◆ **GIVEN INFORMATION**:

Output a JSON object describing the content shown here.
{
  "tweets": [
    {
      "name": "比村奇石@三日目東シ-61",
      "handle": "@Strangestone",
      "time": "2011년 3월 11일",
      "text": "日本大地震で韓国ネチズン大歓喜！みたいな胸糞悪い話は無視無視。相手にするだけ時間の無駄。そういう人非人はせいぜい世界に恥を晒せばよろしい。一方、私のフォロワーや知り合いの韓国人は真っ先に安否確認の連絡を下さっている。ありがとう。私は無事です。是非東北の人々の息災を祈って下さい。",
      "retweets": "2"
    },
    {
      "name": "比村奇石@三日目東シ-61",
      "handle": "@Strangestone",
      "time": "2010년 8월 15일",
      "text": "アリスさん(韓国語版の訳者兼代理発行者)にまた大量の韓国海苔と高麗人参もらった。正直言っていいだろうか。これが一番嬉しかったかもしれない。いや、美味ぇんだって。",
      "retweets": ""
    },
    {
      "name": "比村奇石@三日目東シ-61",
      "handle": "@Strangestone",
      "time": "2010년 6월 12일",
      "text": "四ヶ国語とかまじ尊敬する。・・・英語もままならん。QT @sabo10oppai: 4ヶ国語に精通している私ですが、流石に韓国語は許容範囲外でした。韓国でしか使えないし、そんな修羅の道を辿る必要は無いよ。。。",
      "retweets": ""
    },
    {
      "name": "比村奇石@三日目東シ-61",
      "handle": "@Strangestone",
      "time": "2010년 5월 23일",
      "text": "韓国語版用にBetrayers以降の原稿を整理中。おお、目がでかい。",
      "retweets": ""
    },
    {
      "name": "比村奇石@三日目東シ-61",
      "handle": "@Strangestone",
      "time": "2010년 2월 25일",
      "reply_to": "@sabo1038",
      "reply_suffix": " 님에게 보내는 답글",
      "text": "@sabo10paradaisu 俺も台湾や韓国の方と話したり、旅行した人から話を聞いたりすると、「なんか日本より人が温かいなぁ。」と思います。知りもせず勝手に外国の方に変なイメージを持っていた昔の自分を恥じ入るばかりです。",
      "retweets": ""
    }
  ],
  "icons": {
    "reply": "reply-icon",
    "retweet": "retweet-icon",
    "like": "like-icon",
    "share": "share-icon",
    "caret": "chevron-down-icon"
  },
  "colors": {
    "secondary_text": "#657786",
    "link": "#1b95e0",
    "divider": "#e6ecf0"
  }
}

◆ **AIM**:
Copy every record exactly, with nothing added or dropped.

◆ **TASK ANSWER**:
Output a JSON object describing the content shown here.
{
  "tweets": [
    {
      "name": "比村奇石@三日目東シ-61",
      "handle": "@Strangestone",
      "time": "2011년 3월 11일",
      "text": "日本大地震で韓国ネチズン大歓喜！みたいな胸糞悪い話は無視無視。相手にするだけ時間の無駄。そういう人非人はせいぜい世界に恥を晒せばよろしい。一方、私のフォロワーや知り合いの韓国人は真っ先に安否確認の連絡を下さっている。ありがとう。私は無事です。是非東北の人々の息災を祈って下さい。",
      "retweets": "2"
    },
    {
      "name": "比村奇石@三日目東シ-61",
      "handle": "@Strangestone",
      "time": "2010년 8월 15일",
      "text": "アリスさん(韓国語版の訳者兼代理発行者)にまた大量の韓国海苔と高麗人参もらった。正直言っていいだろうか。これが一番嬉しかったかもしれない。いや、美味ぇんだって。",
      "retweets": ""
    },
    {
      "name": "比村奇石@三日目東シ-61",
      "handle": "@Strangestone",
      "time": "2010년 6월 12일",
      "text": "四ヶ国語とかまじ尊敬する。・・・英語もままならん。QT @sabo10oppai: 4ヶ国語に精通している私ですが、流石に韓国語は許容範囲外でした。韓国でしか使えないし、そんな修羅の道を辿る必要は無いよ。。。",
      "retweets": ""
    },
    {
      "name": "比村奇石@三日目東シ-61",
      "handle": "@Strangestone",
      "time": "2010년 5월 23일",
      "text": "韓国語版用にBetrayers以降の原稿を整理中。おお、目がでかい。",
      "retweets": ""
    },
    {
      "name": "比村奇石@三日目東シ-61",
      "handle": "@Strangestone",
      "time": "2010년 2월 25일",
      "reply_to": "@sabo1038",
      "reply_suffix": " 님에게 보내는 답글",
      "text": "@sabo10paradaisu 俺も台湾や韓国の方と話したり、旅行した人から話を聞いたりすると、「なんか日本より人が温かいなぁ。」と思います。知りもせず勝手に外国の方に変なイメージを持っていた昔の自分を恥じ入るばかりです。",
      "retweets": ""
    }
  ],
  "icons": {
    "reply": "reply-icon",
    "retweet": "retweet-icon",
    "like": "like-icon",
    "share": "share-icon",
    "caret": "chevron-down-icon"
  },
  "colors": {
    "secondary_text": "#657786",
    "link": "#1b95e0",
    "divider": "#e6ecf0"
  }
}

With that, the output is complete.